%%
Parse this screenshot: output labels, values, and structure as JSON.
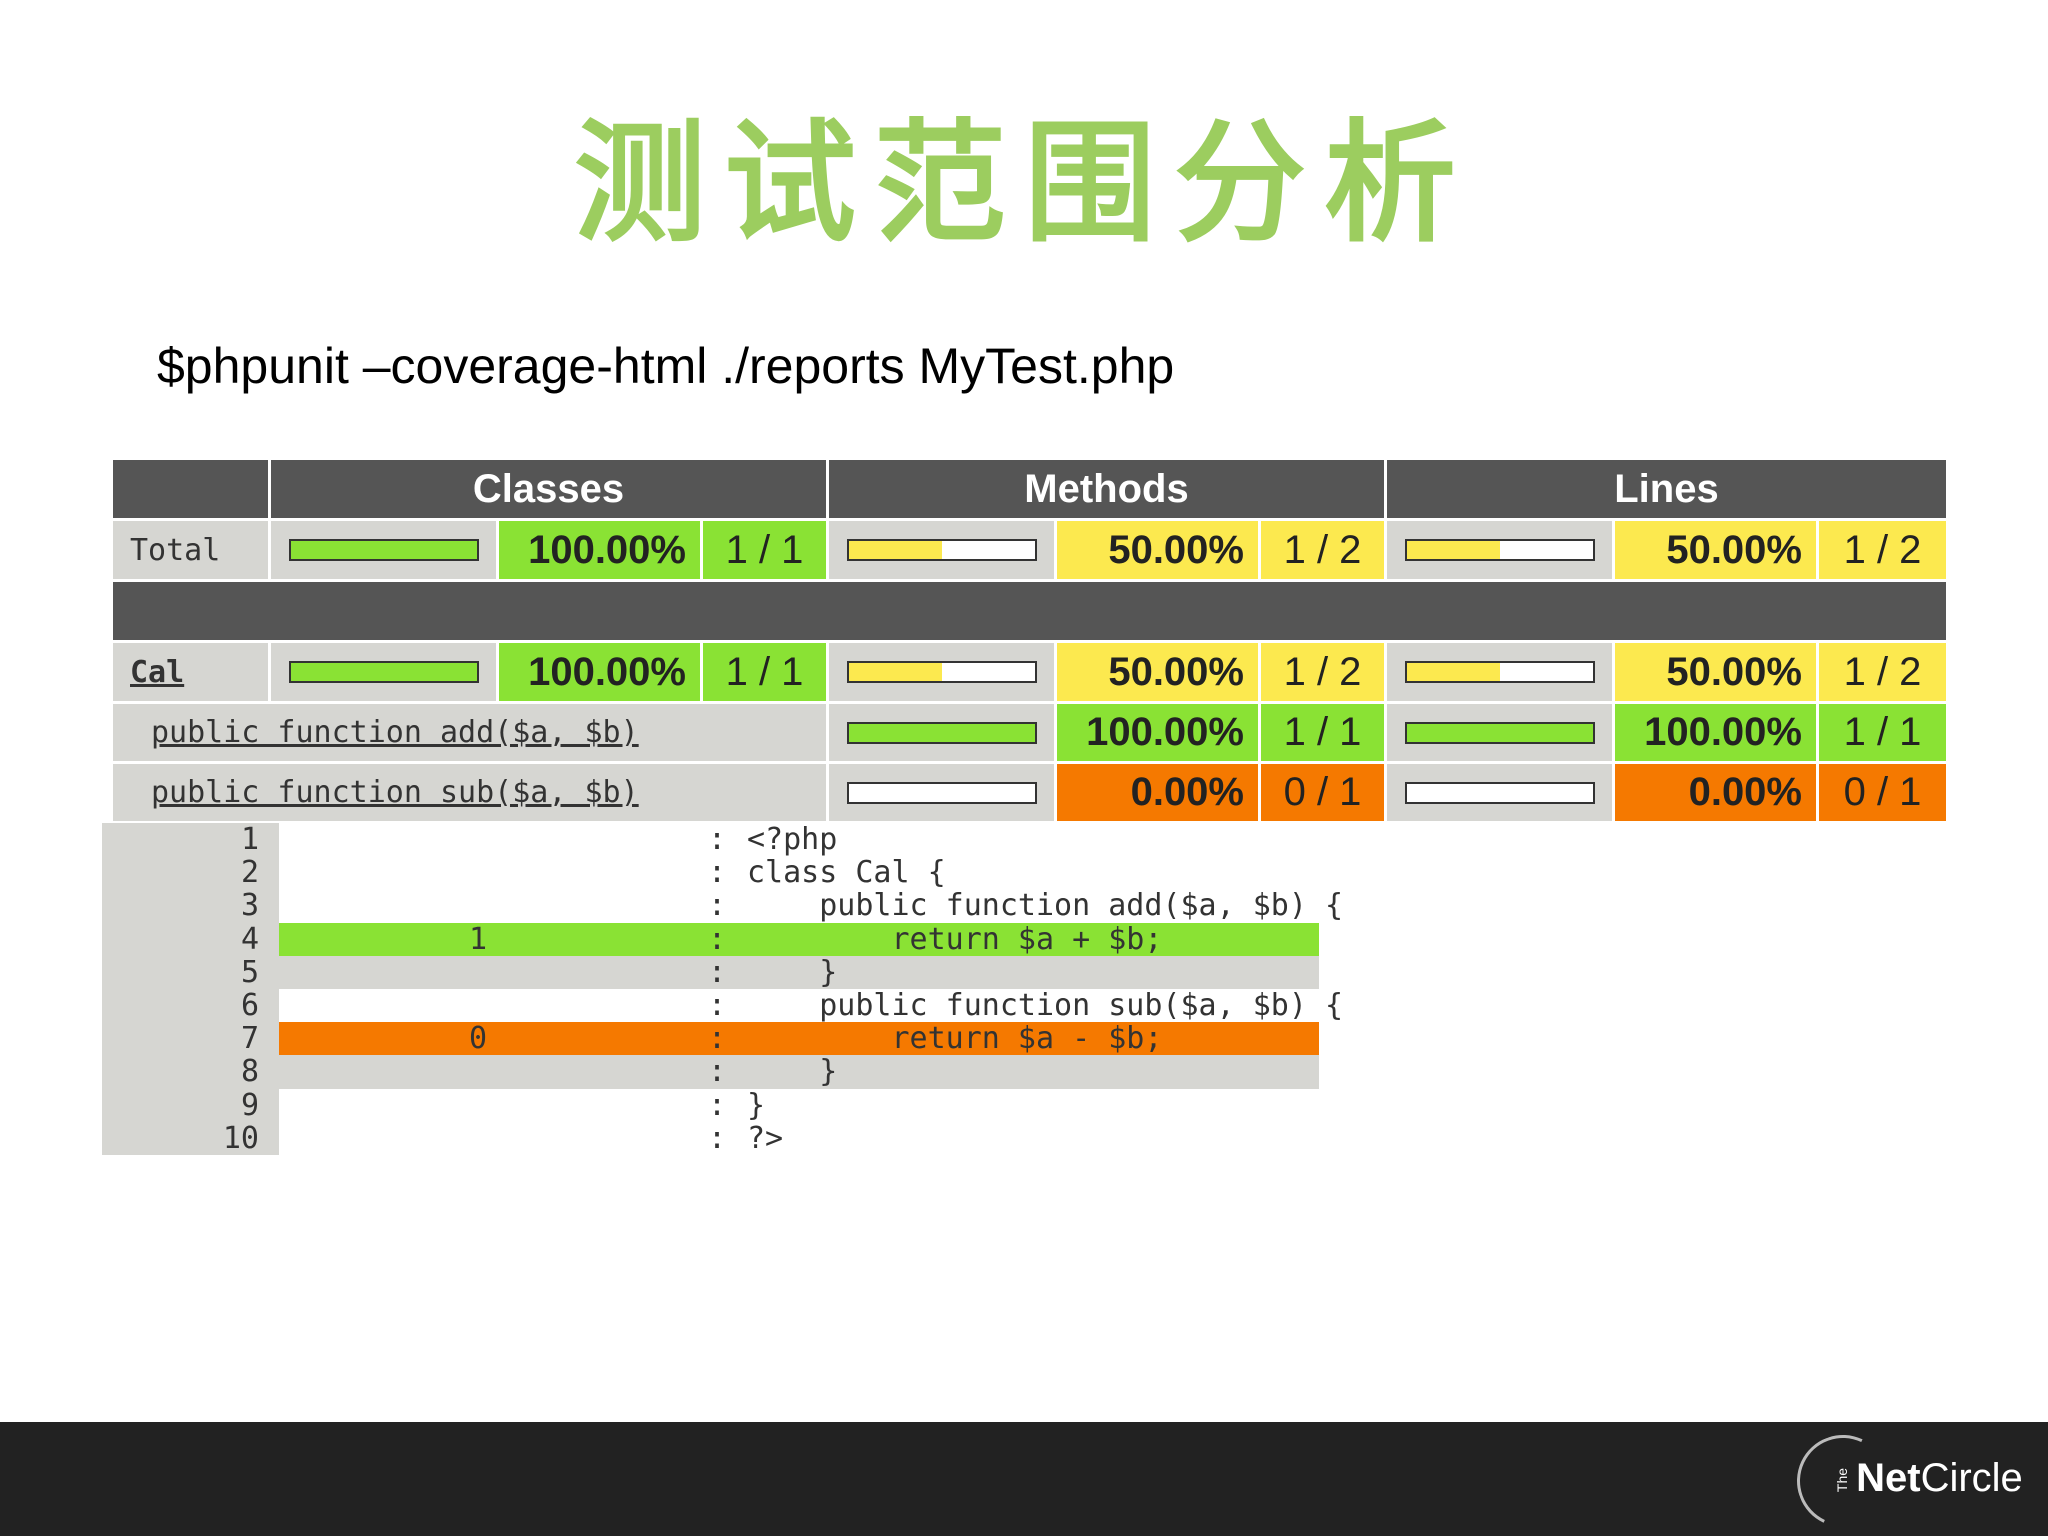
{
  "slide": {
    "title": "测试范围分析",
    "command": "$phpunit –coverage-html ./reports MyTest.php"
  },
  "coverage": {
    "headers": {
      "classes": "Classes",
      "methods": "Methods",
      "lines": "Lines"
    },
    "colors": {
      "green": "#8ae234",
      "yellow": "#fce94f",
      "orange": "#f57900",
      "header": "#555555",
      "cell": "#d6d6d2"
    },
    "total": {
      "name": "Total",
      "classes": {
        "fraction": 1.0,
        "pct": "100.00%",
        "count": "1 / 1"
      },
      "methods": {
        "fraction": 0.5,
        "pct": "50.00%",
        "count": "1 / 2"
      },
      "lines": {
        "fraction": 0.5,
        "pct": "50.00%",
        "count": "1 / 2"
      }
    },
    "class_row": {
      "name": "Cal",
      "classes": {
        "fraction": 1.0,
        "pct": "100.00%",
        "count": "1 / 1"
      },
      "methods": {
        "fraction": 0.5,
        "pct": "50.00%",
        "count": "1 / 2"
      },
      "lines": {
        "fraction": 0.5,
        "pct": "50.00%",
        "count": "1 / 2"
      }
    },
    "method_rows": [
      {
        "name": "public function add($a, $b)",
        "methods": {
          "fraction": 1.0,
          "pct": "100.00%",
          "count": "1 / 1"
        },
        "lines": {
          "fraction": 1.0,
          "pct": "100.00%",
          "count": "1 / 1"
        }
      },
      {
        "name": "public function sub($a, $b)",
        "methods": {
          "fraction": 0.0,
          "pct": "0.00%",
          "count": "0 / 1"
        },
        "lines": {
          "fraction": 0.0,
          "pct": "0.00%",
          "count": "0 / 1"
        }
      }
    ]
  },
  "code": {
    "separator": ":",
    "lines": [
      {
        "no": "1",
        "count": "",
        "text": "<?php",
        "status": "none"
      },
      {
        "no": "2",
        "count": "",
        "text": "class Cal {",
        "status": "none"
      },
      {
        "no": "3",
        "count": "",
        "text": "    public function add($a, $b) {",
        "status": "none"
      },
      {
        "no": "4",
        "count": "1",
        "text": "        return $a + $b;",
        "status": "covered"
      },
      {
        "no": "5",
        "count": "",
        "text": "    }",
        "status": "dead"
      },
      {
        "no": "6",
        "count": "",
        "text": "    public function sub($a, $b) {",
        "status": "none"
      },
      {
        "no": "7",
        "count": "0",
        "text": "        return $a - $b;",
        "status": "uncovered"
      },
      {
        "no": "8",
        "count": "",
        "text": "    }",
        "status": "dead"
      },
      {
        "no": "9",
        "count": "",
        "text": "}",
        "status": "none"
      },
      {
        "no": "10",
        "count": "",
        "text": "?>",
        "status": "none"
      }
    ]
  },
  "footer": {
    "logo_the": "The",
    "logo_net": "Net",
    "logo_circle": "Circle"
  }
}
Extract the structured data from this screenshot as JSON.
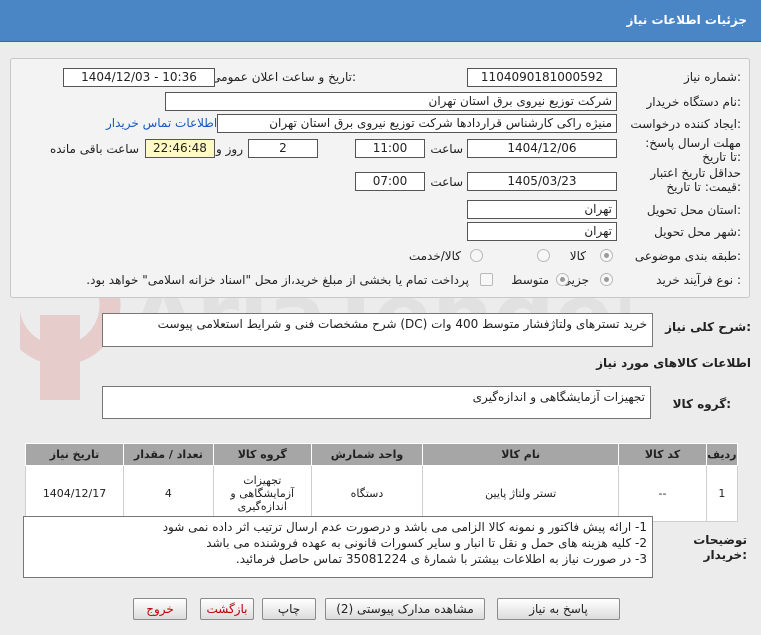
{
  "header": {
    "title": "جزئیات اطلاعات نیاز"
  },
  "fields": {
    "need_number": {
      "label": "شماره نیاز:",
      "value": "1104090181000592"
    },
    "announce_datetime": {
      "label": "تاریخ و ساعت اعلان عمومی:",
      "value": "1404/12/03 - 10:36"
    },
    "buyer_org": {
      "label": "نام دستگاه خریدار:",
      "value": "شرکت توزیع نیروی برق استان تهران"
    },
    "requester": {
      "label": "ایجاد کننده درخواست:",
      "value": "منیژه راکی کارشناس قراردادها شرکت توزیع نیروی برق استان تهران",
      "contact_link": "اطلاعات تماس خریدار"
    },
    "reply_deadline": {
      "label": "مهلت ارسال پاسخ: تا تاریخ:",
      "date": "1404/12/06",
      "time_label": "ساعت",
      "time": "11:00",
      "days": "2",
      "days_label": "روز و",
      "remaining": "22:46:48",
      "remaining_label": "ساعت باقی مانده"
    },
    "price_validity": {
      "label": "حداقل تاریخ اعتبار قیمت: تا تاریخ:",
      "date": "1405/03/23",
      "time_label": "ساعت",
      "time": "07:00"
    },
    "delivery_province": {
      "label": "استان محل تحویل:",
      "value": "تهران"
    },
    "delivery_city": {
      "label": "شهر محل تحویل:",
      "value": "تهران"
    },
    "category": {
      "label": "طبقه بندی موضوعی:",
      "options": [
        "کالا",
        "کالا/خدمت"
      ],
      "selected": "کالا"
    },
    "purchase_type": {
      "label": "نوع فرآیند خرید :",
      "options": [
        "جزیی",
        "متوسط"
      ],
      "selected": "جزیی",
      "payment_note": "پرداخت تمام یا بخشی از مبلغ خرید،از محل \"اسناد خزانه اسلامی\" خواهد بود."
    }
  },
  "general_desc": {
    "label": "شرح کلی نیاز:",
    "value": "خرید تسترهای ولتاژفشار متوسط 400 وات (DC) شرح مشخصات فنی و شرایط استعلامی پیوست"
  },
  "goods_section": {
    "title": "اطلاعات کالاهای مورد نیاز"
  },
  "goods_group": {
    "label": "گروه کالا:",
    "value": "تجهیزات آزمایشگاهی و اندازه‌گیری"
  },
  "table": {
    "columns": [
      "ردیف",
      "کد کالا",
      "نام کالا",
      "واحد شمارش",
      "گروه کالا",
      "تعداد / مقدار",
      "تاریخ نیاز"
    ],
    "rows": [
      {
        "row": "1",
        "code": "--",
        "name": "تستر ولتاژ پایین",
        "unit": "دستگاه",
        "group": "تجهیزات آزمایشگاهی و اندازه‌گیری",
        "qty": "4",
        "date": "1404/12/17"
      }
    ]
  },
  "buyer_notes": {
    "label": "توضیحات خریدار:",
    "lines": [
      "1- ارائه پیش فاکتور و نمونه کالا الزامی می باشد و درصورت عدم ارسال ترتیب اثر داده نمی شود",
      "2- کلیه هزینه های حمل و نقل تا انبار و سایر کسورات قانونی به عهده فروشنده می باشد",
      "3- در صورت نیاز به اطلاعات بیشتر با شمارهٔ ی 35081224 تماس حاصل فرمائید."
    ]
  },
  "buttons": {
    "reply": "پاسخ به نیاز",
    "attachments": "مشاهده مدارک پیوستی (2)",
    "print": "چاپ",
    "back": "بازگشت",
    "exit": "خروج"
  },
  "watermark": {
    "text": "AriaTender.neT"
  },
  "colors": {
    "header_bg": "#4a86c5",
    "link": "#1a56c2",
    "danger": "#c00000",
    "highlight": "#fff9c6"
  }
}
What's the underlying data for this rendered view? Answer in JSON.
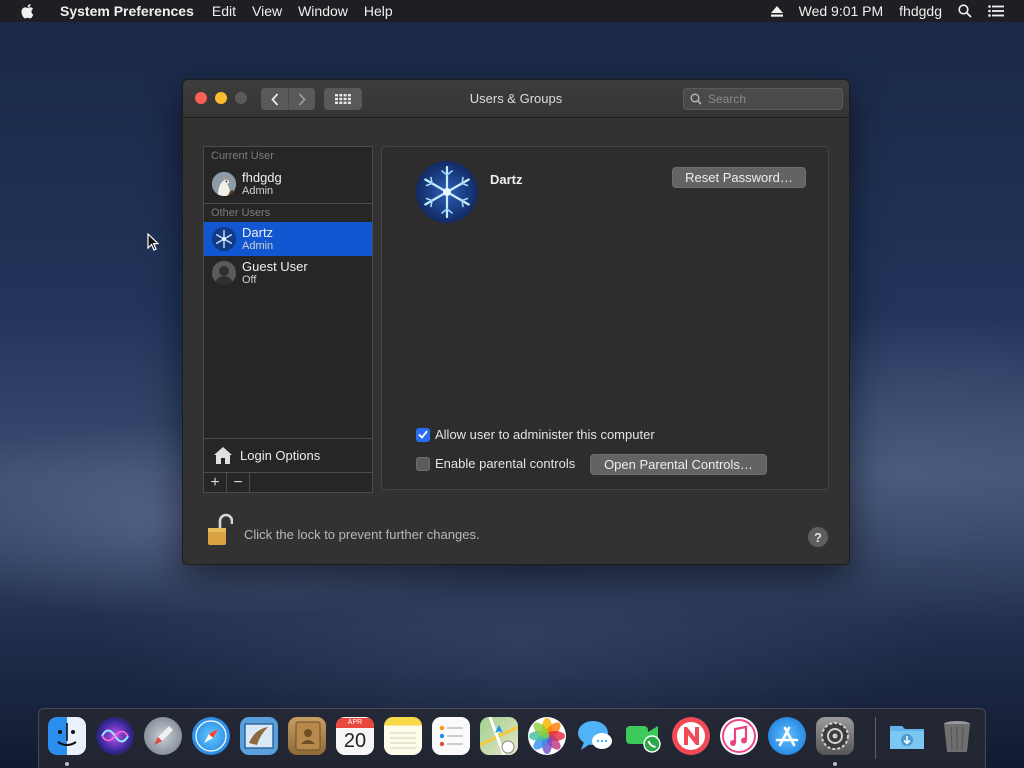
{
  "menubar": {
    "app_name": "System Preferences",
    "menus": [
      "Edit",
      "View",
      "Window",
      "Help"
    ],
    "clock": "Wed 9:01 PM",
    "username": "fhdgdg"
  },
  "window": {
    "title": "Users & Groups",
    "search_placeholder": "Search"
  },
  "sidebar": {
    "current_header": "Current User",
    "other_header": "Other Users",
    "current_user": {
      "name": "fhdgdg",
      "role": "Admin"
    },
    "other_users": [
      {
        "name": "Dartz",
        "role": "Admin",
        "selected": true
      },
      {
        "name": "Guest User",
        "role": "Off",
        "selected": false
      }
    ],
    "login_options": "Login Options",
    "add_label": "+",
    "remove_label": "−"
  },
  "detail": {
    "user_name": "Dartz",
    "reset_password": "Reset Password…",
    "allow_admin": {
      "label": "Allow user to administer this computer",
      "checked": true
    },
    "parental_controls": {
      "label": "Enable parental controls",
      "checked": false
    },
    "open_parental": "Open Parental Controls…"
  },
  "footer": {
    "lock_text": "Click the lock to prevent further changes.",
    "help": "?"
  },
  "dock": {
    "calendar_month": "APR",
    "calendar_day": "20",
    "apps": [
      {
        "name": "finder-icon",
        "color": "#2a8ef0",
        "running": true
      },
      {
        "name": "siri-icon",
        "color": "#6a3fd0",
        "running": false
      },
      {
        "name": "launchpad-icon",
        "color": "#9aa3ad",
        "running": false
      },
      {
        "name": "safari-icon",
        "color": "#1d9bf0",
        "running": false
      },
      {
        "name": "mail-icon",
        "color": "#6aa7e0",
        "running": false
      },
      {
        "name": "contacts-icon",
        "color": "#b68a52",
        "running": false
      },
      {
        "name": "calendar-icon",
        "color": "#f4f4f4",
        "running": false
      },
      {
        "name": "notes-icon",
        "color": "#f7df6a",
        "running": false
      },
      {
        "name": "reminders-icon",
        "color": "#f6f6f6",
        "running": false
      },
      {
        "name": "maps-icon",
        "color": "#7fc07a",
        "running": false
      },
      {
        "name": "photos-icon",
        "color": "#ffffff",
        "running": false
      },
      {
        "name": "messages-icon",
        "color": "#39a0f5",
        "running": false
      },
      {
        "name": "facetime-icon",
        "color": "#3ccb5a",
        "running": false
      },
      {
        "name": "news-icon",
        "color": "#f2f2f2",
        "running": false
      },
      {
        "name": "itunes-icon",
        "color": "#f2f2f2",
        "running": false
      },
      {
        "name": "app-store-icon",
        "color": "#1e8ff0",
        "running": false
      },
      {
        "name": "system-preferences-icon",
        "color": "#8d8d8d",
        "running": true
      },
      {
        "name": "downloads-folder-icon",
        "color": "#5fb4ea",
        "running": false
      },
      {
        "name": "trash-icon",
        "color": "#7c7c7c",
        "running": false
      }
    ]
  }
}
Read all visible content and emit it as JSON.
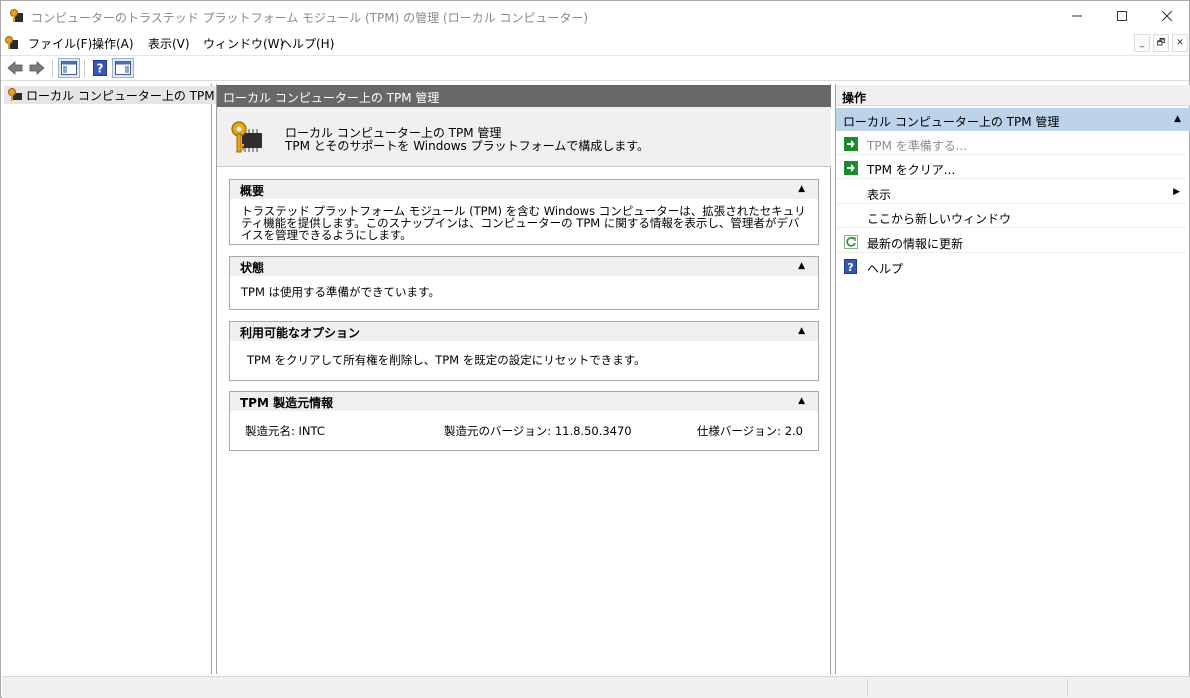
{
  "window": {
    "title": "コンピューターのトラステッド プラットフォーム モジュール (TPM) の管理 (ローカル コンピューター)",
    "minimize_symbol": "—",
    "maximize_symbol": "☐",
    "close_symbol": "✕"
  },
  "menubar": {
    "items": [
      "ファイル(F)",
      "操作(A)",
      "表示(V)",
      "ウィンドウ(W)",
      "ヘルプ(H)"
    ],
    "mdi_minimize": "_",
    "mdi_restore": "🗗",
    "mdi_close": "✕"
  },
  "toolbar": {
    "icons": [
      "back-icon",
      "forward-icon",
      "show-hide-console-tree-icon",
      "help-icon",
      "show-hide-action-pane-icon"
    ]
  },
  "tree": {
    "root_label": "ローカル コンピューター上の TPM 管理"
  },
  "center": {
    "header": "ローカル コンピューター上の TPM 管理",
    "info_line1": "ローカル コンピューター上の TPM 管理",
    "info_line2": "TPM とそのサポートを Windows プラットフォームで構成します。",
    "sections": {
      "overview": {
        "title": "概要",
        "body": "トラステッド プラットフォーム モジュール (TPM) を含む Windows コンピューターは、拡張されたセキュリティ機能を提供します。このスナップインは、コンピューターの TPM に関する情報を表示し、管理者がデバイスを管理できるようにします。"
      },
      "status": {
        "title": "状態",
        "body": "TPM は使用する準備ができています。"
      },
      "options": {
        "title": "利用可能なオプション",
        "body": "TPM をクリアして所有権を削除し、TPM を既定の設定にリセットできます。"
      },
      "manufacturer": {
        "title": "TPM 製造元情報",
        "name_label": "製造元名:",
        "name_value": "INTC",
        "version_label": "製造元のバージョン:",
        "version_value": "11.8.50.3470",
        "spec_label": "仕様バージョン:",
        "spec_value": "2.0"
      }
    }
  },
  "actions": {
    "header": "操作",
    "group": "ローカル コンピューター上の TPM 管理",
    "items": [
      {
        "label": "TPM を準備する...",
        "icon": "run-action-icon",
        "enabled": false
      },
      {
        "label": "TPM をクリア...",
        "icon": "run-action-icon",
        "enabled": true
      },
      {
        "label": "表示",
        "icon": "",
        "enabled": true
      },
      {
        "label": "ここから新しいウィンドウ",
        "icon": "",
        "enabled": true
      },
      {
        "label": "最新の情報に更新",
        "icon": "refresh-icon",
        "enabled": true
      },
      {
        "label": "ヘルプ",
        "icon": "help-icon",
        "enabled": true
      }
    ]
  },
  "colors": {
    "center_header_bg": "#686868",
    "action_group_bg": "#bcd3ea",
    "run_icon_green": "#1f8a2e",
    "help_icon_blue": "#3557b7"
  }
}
%%
*EXERCISE*. Extract all lines from the material above that include the word "Windows".

*TASK RESPONSE*.
    "info_line2": "TPM とそのサポートを Windows プラットフォームで構成します。",
        "body": "トラステッド プラットフォーム モジュール (TPM) を含む Windows コンピューターは、拡張されたセキュリティ機能を提供します。このスナップインは、コンピューターの TPM に関する情報を表示し、管理者がデバイスを管理できるようにします。"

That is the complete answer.